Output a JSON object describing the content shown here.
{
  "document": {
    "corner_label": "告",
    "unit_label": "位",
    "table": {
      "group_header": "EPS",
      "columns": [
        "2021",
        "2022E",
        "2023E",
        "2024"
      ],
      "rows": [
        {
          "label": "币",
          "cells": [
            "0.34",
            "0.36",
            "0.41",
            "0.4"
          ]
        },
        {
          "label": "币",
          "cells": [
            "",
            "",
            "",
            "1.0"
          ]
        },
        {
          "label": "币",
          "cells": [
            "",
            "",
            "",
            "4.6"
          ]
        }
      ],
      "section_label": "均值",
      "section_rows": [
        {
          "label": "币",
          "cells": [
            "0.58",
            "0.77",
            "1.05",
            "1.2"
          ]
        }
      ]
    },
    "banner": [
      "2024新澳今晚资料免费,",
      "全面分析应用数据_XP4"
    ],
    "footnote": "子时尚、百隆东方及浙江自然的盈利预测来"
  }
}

************

§ Problem to work on:
Your task is to output all of the data above word for word.

§ Output for this task:
Output a JSON object describing the content shown here.
{
  "document": {
    "corner_label": "告",
    "unit_label": "位",
    "table": {
      "group_header": "EPS",
      "columns": [
        "2021",
        "2022E",
        "2023E",
        "2024"
      ],
      "rows": [
        {
          "label": "币",
          "cells": [
            "0.34",
            "0.36",
            "0.41",
            "0.4"
          ]
        },
        {
          "label": "币",
          "cells": [
            "",
            "",
            "",
            "1.0"
          ]
        },
        {
          "label": "币",
          "cells": [
            "",
            "",
            "",
            "4.6"
          ]
        }
      ],
      "section_label": "均值",
      "section_rows": [
        {
          "label": "币",
          "cells": [
            "0.58",
            "0.77",
            "1.05",
            "1.2"
          ]
        }
      ]
    },
    "banner": [
      "2024新澳今晚资料免费,",
      "全面分析应用数据_XP4"
    ],
    "footnote": "子时尚、百隆东方及浙江自然的盈利预测来"
  }
}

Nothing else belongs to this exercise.